**Aim:**
Return the listing word for word, as given.

**Data to use:**
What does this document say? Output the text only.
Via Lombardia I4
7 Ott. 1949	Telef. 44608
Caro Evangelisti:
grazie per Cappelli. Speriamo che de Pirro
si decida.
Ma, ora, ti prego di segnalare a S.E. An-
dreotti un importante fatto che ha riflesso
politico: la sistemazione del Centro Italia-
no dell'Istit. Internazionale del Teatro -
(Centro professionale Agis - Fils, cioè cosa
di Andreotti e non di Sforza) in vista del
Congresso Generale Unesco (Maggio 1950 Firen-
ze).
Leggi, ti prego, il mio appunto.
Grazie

**Output of the exercise:**
What does this document say? Output the text only.
Via Lombardia I4
7 Ott. 1949	Telef. 44608
Caro Evangelisti:
grazie per Cappelli. Speriamo che de Pirro
si decida.
Ma, ora, ti prego di segnalare a S.E. An-
dreotti un importante fatto che ha riflesso
politico: la sistemazione del Centro Italia-
no dell'Istit. Internazionale del Teatro -
(Centro professionale Agis - Fils, cioè cosa
di Andreotti e non di Sforza) in vista del
Congresso Generale Unesco (Maggio 1950 Firen-
ze).
Leggi, ti prego, il mio appunto.
Grazie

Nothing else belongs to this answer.